■ **Task to complete**
Reproduce the following material exactly, including every line.

■ **Material shown**

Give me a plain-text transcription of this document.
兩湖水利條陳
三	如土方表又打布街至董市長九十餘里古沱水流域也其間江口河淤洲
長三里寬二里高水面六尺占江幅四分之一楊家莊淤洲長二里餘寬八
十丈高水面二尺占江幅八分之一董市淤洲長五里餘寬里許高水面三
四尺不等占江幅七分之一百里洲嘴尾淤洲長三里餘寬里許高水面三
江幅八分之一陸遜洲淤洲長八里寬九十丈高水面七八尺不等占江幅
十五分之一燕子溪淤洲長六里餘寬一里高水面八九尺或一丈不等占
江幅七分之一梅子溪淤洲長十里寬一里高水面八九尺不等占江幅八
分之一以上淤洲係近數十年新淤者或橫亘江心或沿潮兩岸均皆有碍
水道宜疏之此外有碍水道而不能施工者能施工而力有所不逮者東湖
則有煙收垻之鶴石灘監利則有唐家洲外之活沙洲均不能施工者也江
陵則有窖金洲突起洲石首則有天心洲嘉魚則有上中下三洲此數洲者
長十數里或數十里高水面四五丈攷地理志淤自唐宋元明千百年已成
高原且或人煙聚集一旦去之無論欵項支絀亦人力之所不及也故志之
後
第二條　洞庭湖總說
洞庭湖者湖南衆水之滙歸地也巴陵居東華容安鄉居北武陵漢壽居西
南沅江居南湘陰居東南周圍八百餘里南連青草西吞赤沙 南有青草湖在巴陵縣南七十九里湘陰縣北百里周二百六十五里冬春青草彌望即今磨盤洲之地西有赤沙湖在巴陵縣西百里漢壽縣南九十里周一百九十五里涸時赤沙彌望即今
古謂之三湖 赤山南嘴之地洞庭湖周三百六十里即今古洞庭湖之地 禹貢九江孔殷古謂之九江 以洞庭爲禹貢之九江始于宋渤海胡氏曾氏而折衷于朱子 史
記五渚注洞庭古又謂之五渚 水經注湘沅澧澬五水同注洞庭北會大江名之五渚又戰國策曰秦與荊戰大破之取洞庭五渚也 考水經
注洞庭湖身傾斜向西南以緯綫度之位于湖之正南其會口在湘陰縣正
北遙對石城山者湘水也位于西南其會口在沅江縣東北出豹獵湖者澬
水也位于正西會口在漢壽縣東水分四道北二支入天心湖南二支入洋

■ **Exercise output**
Give me a plain-text transcription of this document.
兩湖水利條陳
三	如土方表又打布街至董市長九十餘里古沱水流域也其間江口河淤洲
長三里寬二里高水面六尺占江幅四分之一楊家莊淤洲長二里餘寬八
十丈高水面二尺占江幅八分之一董市淤洲長五里餘寬里許高水面三
四尺不等占江幅七分之一百里洲嘴尾淤洲長三里餘寬里許高水面三
江幅八分之一陸遜洲淤洲長八里寬九十丈高水面七八尺不等占江幅
十五分之一燕子溪淤洲長六里餘寬一里高水面八九尺或一丈不等占
江幅七分之一梅子溪淤洲長十里寬一里高水面八九尺不等占江幅八
分之一以上淤洲係近數十年新淤者或橫亘江心或沿潮兩岸均皆有碍
水道宜疏之此外有碍水道而不能施工者能施工而力有所不逮者東湖
則有煙收垻之鶴石灘監利則有唐家洲外之活沙洲均不能施工者也江
陵則有窖金洲突起洲石首則有天心洲嘉魚則有上中下三洲此數洲者
長十數里或數十里高水面四五丈攷地理志淤自唐宋元明千百年已成
高原且或人煙聚集一旦去之無論欵項支絀亦人力之所不及也故志之
後
第二條　洞庭湖總說
洞庭湖者湖南衆水之滙歸地也巴陵居東華容安鄉居北武陵漢壽居西
南沅江居南湘陰居東南周圍八百餘里南連青草西吞赤沙 南有青草湖在巴陵縣南七十九里湘陰縣北百里周二百六十五里冬春青草彌望即今磨盤洲之地西有赤沙湖在巴陵縣西百里漢壽縣南九十里周一百九十五里涸時赤沙彌望即今
古謂之三湖 赤山南嘴之地洞庭湖周三百六十里即今古洞庭湖之地 禹貢九江孔殷古謂之九江 以洞庭爲禹貢之九江始于宋渤海胡氏曾氏而折衷于朱子 史
記五渚注洞庭古又謂之五渚 水經注湘沅澧澬五水同注洞庭北會大江名之五渚又戰國策曰秦與荊戰大破之取洞庭五渚也 考水經
注洞庭湖身傾斜向西南以緯綫度之位于湖之正南其會口在湘陰縣正
北遙對石城山者湘水也位于西南其會口在沅江縣東北出豹獵湖者澬
水也位于正西會口在漢壽縣東水分四道北二支入天心湖南二支入洋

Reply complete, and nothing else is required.